### WHAT IS NEEDED
How many lines in the listing below include the word "etiam"? Reply with the count alone.

===== DATA SHOWN =====

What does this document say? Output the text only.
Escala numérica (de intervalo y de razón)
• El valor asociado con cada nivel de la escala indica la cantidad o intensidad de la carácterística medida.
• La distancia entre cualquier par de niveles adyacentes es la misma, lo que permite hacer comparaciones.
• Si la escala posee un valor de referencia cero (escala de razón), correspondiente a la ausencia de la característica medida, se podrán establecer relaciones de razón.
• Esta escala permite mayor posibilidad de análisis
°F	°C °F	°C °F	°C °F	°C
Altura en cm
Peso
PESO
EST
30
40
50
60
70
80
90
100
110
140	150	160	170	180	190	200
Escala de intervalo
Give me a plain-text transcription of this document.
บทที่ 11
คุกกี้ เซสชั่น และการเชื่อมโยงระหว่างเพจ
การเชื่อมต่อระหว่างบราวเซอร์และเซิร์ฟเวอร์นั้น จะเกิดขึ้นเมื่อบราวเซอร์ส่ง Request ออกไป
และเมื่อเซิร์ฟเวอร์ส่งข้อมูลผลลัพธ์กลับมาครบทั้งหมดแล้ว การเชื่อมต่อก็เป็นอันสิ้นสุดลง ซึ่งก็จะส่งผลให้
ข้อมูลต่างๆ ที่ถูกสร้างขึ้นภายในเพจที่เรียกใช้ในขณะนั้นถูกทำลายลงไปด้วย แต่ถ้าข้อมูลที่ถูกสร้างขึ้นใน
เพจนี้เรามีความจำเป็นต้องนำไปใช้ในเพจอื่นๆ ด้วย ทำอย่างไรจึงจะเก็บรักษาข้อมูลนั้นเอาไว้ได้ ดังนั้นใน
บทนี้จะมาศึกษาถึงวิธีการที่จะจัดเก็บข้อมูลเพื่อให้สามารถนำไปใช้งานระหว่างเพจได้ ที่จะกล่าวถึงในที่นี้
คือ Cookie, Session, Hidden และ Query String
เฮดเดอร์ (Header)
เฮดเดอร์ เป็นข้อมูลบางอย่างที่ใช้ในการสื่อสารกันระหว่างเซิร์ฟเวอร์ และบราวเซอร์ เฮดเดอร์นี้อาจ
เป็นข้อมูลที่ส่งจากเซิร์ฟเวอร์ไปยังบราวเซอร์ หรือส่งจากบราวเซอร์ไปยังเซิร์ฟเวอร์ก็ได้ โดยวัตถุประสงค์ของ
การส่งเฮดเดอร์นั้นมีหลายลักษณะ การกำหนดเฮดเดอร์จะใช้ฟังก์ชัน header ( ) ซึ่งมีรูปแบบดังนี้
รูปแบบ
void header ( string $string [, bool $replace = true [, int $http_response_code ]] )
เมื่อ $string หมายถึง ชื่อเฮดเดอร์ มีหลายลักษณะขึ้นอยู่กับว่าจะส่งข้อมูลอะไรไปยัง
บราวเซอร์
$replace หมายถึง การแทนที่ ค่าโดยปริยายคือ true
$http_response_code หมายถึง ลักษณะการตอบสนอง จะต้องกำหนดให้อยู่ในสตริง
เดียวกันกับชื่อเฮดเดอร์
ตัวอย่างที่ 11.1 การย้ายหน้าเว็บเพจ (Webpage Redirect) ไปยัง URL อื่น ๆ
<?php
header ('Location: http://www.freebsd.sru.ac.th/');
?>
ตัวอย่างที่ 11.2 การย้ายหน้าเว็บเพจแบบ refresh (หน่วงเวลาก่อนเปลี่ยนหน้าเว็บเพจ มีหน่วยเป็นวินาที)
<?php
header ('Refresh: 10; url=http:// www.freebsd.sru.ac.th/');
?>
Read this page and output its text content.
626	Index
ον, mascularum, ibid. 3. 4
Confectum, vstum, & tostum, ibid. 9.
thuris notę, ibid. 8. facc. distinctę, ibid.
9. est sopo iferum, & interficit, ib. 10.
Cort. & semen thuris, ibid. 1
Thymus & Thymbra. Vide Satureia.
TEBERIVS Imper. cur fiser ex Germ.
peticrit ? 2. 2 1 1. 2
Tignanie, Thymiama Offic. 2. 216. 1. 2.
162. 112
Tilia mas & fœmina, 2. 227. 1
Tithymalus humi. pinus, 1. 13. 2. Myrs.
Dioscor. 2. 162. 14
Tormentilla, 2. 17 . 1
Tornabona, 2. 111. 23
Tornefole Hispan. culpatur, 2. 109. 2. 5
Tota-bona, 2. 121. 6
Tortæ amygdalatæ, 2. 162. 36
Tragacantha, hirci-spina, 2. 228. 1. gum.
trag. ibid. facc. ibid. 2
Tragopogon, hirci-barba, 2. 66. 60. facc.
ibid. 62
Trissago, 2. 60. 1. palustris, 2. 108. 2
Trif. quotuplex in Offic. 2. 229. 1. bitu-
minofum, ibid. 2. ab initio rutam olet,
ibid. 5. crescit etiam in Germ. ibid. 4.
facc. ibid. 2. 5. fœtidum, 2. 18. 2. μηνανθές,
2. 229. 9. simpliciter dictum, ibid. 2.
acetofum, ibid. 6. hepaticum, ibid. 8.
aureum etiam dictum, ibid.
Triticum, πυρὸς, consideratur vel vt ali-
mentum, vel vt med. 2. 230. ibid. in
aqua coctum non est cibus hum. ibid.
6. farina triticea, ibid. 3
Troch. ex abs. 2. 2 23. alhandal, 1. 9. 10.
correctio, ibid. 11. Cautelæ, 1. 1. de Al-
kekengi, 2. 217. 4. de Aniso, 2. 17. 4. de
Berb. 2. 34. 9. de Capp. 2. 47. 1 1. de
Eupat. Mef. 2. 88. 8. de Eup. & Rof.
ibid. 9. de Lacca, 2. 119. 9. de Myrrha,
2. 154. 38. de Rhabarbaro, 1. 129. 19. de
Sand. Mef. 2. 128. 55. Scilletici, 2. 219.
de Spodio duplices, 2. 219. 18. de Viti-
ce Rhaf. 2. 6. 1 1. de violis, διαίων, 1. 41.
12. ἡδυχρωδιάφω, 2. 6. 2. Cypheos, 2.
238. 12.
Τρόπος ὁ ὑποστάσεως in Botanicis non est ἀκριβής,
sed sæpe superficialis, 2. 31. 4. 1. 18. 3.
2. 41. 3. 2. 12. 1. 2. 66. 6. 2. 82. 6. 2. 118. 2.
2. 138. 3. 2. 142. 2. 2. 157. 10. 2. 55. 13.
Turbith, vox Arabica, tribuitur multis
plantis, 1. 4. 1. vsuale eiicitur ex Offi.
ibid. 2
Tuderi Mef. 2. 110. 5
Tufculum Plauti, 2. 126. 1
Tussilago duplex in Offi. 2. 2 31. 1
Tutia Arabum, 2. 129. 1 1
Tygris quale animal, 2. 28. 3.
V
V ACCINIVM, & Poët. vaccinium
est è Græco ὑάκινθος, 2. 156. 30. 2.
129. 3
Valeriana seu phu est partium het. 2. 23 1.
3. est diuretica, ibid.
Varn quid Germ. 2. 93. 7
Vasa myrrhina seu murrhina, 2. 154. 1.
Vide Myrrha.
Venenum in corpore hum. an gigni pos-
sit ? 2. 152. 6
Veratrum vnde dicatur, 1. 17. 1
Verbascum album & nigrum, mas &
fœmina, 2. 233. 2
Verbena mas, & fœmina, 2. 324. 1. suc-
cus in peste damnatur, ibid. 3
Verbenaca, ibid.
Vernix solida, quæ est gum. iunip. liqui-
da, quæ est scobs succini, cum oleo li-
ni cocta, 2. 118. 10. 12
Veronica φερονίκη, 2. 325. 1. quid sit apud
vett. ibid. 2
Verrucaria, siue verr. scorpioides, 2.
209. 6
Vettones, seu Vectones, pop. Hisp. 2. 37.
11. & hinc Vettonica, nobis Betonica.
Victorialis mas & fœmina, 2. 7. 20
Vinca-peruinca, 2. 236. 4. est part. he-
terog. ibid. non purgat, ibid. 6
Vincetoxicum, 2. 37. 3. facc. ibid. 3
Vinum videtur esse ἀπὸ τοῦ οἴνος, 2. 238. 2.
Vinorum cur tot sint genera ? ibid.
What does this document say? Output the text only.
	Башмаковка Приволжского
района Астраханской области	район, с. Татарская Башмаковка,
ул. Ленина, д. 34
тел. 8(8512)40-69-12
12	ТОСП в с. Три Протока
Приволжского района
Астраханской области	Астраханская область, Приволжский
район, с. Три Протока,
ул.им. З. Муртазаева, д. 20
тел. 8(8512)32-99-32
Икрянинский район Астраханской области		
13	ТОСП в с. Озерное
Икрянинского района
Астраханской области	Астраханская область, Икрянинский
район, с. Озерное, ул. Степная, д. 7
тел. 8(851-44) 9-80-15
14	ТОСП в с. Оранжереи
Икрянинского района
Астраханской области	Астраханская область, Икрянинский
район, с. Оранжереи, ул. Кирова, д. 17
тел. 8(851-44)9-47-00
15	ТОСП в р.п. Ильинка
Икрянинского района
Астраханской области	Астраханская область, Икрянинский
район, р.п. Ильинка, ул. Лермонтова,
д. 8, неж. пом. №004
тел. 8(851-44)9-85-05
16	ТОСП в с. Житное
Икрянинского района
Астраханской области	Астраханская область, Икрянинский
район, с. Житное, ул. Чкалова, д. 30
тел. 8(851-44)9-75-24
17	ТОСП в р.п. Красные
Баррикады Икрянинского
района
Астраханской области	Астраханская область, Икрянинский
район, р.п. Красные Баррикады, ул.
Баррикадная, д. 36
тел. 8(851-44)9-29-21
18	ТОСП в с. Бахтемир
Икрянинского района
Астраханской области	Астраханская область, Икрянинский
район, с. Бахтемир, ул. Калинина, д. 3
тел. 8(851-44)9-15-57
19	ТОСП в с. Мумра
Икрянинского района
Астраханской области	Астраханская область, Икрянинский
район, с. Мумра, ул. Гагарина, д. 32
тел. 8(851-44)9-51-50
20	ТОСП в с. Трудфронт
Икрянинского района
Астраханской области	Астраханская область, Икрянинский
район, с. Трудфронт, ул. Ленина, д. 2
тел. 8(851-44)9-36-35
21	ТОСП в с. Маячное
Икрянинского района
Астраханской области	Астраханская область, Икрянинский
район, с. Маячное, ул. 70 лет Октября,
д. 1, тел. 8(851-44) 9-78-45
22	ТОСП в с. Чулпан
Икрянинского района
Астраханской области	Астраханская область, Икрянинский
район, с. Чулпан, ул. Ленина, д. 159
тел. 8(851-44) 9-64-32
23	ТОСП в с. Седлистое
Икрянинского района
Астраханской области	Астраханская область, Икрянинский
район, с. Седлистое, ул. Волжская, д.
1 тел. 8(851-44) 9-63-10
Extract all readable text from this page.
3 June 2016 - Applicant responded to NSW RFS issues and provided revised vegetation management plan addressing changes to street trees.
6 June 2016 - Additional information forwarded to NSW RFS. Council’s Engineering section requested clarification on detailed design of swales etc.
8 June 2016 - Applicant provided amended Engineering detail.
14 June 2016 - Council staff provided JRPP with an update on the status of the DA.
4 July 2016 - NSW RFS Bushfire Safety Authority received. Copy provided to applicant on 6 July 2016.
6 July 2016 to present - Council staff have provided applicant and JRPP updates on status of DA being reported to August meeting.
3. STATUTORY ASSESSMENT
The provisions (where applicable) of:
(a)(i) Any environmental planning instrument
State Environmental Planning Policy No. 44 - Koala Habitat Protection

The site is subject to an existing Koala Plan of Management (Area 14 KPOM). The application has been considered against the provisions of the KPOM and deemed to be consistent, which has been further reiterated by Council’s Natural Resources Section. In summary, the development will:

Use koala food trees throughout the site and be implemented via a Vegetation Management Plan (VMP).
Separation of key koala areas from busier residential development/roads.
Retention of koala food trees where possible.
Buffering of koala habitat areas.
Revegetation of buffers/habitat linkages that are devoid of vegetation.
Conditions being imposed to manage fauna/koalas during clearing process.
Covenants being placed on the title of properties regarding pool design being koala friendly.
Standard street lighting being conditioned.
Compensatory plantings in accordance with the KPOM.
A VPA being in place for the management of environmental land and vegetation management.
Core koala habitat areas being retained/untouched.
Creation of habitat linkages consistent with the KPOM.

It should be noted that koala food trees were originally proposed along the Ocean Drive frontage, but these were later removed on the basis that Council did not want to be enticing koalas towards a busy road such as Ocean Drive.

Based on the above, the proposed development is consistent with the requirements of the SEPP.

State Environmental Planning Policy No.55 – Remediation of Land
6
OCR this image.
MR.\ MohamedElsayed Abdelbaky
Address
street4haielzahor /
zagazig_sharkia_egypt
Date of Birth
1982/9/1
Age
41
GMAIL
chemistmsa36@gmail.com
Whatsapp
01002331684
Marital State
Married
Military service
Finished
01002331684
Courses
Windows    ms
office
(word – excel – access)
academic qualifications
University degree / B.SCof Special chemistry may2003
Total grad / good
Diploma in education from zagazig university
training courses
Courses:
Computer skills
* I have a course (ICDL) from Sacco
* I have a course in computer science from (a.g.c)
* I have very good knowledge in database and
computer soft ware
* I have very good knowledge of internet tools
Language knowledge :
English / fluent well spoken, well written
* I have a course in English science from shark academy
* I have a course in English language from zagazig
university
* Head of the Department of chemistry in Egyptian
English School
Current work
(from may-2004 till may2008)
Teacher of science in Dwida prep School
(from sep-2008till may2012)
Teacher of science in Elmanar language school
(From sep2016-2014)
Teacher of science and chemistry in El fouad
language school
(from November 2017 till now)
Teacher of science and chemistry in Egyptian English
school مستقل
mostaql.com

=====

### RESULT FOR THIS TASK
2